══ Data shown ══

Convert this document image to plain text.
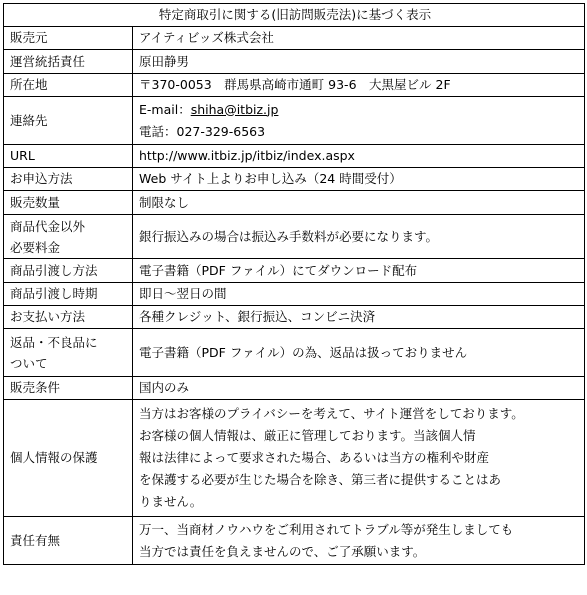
特定商取引に関する(旧訪問販売法)に基づく表示	
販売元	アイティビッズ株式会社
運営統括責任	原田静男
所在地	〒370-0053　群馬県高崎市通町 93-6　大黒屋ビル 2F
連絡先	E-mail：shiha@itbiz.jp
電話：027-329-6563

URL	http://www.itbiz.jp/itbiz/index.aspx
お申込方法	Web サイト上よりお申し込み（24 時間受付）
販売数量	制限なし

商品代金以外
必要料金	銀行振込みの場合は振込み手数料が必要になります。
商品引渡し方法	電子書籍（PDF ファイル）にてダウンロード配布
商品引渡し時期	即日～翌日の間
お支払い方法	各種クレジット、銀行振込、コンビニ決済

返品・不良品に
ついて	電子書籍（PDF ファイル）の為、返品は扱っておりません
販売条件	国内のみ
個人情報の保護	当方はお客様のプライバシーを考えて、サイト運営をしております。
お客様の個人情報は、厳正に管理しております。当該個人情
報は法律によって要求された場合、あるいは当方の権利や財産
を保護する必要が生じた場合を除き、第三者に提供することはあ
りません。

責任有無	万一、当商材ノウハウをご利用されてトラブル等が発生しましても
当方では責任を負えませんので、ご了承願います。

═══

Task description:
Repeat the preceding records precisely, and leave every picture out of the copy.

Task solution:
Convert this document image to plain text.
特定商取引に関する(旧訪問販売法)に基づく表示	
販売元	アイティビッズ株式会社
運営統括責任	原田静男
所在地	〒370-0053　群馬県高崎市通町 93-6　大黒屋ビル 2F
連絡先	E-mail：shiha@itbiz.jp
電話：027-329-6563

URL	http://www.itbiz.jp/itbiz/index.aspx
お申込方法	Web サイト上よりお申し込み（24 時間受付）
販売数量	制限なし

商品代金以外
必要料金	銀行振込みの場合は振込み手数料が必要になります。
商品引渡し方法	電子書籍（PDF ファイル）にてダウンロード配布
商品引渡し時期	即日～翌日の間
お支払い方法	各種クレジット、銀行振込、コンビニ決済

返品・不良品に
ついて	電子書籍（PDF ファイル）の為、返品は扱っておりません
販売条件	国内のみ
個人情報の保護	当方はお客様のプライバシーを考えて、サイト運営をしております。
お客様の個人情報は、厳正に管理しております。当該個人情
報は法律によって要求された場合、あるいは当方の権利や財産
を保護する必要が生じた場合を除き、第三者に提供することはあ
りません。

責任有無	万一、当商材ノウハウをご利用されてトラブル等が発生しましても
当方では責任を負えませんので、ご了承願います。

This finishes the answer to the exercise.